_Exercises to complete:_
1. For each statement below, (a) through (c), state whether it agrees with the ParsCit announcement that follows, and support each yes or no with the deciding words from that announcement, quoted exactly. (a) The new version adds a module for processing XML files produced by the Omnipage OCR engine. (b) ParsCit can be used only through a web services interface. (c) The gain in classification accuracy is especially for general science journals.
2. Write a continuation of the ParsCit announcement that follows, beginning after its final sentence.

Tuesday, June 21, 2011

ParsCit Updated

The ParsCit team has also been updating the ParsCit package, and is happy to announce a new version that improves on classification accuracy, especially for general science journals. This version also adds a module that further processes XML files that are the output of the commercial Omnipage OCR engine. The version also benefits from a number of user-contributed fixes and training data, such as separating volume and issue numbers for journals, and export of parsed reference strings into EndNote, MODS, BibTeX or other metadata formats via the BiblioScript library.

You can either download a copy of ParsCit for your own use, or use it through a web services interface. We welcome your feedback and hope that if you use ParsCit or any other freely available reference string parsing tool that you can contribute annotated data to help make these models more robust.

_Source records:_
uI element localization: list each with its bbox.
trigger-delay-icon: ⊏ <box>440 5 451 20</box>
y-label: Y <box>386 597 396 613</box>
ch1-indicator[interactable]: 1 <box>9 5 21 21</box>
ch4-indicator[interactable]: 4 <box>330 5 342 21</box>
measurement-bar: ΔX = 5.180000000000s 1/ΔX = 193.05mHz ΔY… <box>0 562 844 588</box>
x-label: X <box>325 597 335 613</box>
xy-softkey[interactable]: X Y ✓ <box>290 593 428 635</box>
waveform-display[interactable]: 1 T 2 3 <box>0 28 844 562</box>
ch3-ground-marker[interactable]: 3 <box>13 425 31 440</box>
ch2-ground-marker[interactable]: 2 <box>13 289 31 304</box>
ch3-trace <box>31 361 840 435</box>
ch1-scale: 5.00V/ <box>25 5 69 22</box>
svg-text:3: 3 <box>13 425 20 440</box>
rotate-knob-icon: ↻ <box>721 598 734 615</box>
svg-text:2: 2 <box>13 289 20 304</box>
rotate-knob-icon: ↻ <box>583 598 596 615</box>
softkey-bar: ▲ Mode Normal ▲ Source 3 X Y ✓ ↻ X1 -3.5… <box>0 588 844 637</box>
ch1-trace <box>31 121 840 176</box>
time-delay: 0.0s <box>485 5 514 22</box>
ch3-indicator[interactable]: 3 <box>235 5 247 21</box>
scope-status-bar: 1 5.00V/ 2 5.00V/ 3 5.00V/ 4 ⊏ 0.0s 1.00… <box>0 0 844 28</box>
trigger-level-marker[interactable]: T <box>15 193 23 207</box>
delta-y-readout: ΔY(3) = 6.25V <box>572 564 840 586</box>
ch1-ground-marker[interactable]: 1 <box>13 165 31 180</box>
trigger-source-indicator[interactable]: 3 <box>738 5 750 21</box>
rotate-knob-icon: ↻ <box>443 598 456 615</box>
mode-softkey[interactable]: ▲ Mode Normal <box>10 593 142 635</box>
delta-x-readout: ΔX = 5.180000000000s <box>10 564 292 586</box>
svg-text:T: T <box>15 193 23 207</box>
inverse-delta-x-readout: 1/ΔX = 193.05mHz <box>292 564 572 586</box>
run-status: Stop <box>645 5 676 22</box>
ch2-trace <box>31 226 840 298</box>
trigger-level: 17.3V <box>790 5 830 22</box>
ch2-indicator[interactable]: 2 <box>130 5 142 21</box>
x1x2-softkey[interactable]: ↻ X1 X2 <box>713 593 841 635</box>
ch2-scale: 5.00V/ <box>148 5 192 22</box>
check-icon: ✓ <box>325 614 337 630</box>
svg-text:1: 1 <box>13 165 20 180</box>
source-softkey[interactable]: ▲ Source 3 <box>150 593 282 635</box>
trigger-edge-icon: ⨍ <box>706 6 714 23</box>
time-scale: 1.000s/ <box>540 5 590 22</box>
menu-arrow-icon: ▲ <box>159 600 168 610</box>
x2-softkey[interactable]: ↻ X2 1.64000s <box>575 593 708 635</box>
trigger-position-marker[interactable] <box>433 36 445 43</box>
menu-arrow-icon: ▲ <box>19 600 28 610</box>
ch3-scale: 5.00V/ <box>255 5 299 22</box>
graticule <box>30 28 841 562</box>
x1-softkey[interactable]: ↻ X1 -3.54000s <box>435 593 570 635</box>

_Per-task answers:_
1.
(a) Yes: "This version also adds a module that further processes XML files that are the output of the commercial Omnipage OCR engine."
(b) No: "You can either download a copy of ParsCit for your own use, or use it through a web services interface."
(c) Yes: "improves on classification accuracy, especially for general science journals"

2.
ParsCit (and its online demos) are available from:

ParsCit is open source software that is used by many projects worldwide, and not just in experimental, research and academic places, but in commercial enterprises as well. Mendeley is using ParsCit to parse references from contributed papers, as is the Citations in Economics (CitEc) project.

Bruce said...

Do you have insight into this rather odd note on the source code - "We have also pushed a copy of the ParsCit current distribution into GitHub. While we'll strive to keep the GitHub version as updated as possible, the versions on this page will remain the most authoritative for major updates. "?

Seems to me quite backward.